## Exercise aim:
Pull out every line containing the string "стекле".

## Dataset rows:
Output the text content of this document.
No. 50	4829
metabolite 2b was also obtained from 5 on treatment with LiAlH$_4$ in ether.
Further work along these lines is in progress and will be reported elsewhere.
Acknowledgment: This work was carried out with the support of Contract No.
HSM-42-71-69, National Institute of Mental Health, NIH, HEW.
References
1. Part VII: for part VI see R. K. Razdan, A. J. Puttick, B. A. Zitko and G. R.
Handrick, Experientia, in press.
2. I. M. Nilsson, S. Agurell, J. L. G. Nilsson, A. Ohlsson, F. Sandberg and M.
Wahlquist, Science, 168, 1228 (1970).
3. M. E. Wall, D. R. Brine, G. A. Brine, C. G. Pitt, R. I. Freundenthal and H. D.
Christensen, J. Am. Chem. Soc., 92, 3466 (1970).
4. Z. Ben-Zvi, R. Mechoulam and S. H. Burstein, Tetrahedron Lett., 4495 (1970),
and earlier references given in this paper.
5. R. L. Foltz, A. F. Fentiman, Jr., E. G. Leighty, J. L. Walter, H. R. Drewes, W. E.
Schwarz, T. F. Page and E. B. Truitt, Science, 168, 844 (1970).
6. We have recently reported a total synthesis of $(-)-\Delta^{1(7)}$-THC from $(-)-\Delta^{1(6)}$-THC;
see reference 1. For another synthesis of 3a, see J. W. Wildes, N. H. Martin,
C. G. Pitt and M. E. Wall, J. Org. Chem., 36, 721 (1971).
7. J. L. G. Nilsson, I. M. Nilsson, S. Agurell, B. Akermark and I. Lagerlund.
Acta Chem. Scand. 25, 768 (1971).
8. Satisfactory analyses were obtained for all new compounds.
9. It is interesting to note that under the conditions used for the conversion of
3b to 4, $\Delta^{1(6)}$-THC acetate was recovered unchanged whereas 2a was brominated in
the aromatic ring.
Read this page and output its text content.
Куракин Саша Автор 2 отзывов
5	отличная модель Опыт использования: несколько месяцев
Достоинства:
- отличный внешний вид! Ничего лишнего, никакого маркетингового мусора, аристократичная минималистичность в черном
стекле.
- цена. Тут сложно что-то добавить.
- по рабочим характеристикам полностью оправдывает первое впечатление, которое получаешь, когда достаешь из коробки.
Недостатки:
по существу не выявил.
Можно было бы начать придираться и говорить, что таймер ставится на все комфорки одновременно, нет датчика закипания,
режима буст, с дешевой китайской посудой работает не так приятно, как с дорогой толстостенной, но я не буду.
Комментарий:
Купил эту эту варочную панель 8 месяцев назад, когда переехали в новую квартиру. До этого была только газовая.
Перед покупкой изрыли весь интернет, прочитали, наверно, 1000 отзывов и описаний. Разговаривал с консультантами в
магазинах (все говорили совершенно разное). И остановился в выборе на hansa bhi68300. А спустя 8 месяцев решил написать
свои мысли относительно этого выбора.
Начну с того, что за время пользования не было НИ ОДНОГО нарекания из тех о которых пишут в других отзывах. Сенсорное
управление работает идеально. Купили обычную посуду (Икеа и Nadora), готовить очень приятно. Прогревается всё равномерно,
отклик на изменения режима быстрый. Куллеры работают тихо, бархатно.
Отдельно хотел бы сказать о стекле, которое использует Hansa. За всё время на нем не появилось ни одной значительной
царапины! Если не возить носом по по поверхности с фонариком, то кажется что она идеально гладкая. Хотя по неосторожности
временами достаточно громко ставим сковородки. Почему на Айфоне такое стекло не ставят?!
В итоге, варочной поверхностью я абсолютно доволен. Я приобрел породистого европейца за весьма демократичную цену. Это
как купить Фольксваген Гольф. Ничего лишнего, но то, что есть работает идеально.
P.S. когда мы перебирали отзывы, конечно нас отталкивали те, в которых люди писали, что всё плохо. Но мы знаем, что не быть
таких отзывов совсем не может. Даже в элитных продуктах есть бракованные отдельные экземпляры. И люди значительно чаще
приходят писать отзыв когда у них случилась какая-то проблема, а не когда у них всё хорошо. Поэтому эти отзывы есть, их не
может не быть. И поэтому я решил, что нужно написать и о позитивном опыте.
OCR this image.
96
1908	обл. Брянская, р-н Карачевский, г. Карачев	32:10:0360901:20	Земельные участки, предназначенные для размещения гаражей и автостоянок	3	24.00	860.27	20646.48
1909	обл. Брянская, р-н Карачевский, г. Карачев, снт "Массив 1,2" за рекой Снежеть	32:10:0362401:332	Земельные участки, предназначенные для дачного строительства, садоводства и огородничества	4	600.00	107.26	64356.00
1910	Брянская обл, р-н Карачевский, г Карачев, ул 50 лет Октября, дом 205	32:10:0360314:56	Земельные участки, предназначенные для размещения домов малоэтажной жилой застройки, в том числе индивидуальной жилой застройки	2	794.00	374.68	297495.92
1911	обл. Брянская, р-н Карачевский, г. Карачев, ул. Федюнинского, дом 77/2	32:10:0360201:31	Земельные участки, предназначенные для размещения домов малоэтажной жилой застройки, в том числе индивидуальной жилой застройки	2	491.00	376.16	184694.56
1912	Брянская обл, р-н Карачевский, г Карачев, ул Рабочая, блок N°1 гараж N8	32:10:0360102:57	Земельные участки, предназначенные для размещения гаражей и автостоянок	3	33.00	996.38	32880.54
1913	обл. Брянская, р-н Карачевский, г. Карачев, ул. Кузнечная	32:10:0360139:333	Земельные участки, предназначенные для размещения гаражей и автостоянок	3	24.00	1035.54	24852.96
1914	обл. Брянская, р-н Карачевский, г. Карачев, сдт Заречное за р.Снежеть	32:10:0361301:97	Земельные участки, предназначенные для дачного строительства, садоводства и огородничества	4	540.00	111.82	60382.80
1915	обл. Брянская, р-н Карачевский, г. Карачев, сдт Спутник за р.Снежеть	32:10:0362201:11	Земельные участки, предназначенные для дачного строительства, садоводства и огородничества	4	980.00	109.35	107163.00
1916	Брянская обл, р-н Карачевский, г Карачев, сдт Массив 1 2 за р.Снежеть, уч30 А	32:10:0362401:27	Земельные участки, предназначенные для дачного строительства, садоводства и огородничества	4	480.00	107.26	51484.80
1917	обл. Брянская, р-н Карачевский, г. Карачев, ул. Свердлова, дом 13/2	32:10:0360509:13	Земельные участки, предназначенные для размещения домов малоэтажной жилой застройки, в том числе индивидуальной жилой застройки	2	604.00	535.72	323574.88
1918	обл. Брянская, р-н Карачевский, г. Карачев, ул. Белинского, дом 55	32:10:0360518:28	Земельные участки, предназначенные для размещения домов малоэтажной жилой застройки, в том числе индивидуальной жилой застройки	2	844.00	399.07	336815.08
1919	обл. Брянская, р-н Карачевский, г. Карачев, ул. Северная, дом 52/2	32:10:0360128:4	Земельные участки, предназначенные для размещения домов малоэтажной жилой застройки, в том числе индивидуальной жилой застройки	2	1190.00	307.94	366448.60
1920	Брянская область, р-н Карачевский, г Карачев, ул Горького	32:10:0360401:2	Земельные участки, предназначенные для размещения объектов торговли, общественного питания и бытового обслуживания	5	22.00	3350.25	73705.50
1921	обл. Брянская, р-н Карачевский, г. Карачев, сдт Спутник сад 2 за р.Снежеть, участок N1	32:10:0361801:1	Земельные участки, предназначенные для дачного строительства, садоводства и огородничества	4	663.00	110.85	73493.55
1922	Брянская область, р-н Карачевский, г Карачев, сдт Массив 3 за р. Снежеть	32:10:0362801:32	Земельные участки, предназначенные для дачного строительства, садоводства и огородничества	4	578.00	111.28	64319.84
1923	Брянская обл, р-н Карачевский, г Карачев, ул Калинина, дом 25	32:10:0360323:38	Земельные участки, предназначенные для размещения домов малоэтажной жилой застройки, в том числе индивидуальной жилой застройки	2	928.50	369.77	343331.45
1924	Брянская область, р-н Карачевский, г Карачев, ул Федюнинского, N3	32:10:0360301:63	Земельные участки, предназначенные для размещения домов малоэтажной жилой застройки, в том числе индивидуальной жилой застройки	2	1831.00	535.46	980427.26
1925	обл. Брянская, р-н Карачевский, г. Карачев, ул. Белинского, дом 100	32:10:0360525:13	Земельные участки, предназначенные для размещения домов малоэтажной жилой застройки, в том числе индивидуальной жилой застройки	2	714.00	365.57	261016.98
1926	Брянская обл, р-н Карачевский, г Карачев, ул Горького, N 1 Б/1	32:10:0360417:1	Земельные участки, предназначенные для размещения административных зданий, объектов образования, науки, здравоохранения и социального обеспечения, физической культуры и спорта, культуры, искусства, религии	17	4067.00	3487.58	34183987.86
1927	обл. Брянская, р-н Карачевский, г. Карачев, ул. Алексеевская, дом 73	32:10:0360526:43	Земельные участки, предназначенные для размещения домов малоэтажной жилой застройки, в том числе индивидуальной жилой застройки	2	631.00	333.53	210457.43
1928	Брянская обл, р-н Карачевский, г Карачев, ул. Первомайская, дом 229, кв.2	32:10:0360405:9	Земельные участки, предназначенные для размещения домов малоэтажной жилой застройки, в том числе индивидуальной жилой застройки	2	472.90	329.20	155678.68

## Task output:
стекле.
Отдельно хотел бы сказать о стекле, которое использует Hansa. За всё время на нем не появилось ни одной значительной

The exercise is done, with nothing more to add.